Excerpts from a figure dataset
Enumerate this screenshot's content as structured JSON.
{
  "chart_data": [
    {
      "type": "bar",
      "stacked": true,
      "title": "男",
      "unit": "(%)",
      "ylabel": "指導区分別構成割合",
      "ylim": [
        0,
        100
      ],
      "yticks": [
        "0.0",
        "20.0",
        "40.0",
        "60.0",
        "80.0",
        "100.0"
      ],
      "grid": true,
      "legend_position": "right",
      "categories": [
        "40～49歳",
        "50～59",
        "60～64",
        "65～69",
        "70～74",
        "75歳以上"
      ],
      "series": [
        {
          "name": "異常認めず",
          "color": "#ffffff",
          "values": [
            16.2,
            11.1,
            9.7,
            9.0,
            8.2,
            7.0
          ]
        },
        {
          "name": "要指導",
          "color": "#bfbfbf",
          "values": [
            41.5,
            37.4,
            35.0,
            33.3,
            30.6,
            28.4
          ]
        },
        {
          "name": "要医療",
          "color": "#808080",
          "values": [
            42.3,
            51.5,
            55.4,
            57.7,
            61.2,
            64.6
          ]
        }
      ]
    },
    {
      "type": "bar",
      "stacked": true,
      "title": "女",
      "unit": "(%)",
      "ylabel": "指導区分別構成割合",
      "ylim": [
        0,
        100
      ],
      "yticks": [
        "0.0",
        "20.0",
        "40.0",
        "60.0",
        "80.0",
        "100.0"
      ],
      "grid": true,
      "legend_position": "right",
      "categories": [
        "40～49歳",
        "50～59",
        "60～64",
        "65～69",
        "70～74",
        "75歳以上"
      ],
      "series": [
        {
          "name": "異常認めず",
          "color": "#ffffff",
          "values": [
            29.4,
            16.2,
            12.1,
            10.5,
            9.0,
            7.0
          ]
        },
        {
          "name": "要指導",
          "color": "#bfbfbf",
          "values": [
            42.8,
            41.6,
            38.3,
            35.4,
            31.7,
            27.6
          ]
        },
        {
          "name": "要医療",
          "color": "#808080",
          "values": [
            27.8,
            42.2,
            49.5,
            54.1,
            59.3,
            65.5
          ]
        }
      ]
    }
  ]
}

_REQUIRED WORK_.
Return all of the entries exactly as written.

_COMPLETE OUTPUT_.
Enumerate this screenshot's content as structured JSON.
{
  "chart_data": [
    {
      "type": "bar",
      "stacked": true,
      "title": "男",
      "unit": "(%)",
      "ylabel": "指導区分別構成割合",
      "ylim": [
        0,
        100
      ],
      "yticks": [
        "0.0",
        "20.0",
        "40.0",
        "60.0",
        "80.0",
        "100.0"
      ],
      "grid": true,
      "legend_position": "right",
      "categories": [
        "40～49歳",
        "50～59",
        "60～64",
        "65～69",
        "70～74",
        "75歳以上"
      ],
      "series": [
        {
          "name": "異常認めず",
          "color": "#ffffff",
          "values": [
            16.2,
            11.1,
            9.7,
            9.0,
            8.2,
            7.0
          ]
        },
        {
          "name": "要指導",
          "color": "#bfbfbf",
          "values": [
            41.5,
            37.4,
            35.0,
            33.3,
            30.6,
            28.4
          ]
        },
        {
          "name": "要医療",
          "color": "#808080",
          "values": [
            42.3,
            51.5,
            55.4,
            57.7,
            61.2,
            64.6
          ]
        }
      ]
    },
    {
      "type": "bar",
      "stacked": true,
      "title": "女",
      "unit": "(%)",
      "ylabel": "指導区分別構成割合",
      "ylim": [
        0,
        100
      ],
      "yticks": [
        "0.0",
        "20.0",
        "40.0",
        "60.0",
        "80.0",
        "100.0"
      ],
      "grid": true,
      "legend_position": "right",
      "categories": [
        "40～49歳",
        "50～59",
        "60～64",
        "65～69",
        "70～74",
        "75歳以上"
      ],
      "series": [
        {
          "name": "異常認めず",
          "color": "#ffffff",
          "values": [
            29.4,
            16.2,
            12.1,
            10.5,
            9.0,
            7.0
          ]
        },
        {
          "name": "要指導",
          "color": "#bfbfbf",
          "values": [
            42.8,
            41.6,
            38.3,
            35.4,
            31.7,
            27.6
          ]
        },
        {
          "name": "要医療",
          "color": "#808080",
          "values": [
            27.8,
            42.2,
            49.5,
            54.1,
            59.3,
            65.5
          ]
        }
      ]
    }
  ]
}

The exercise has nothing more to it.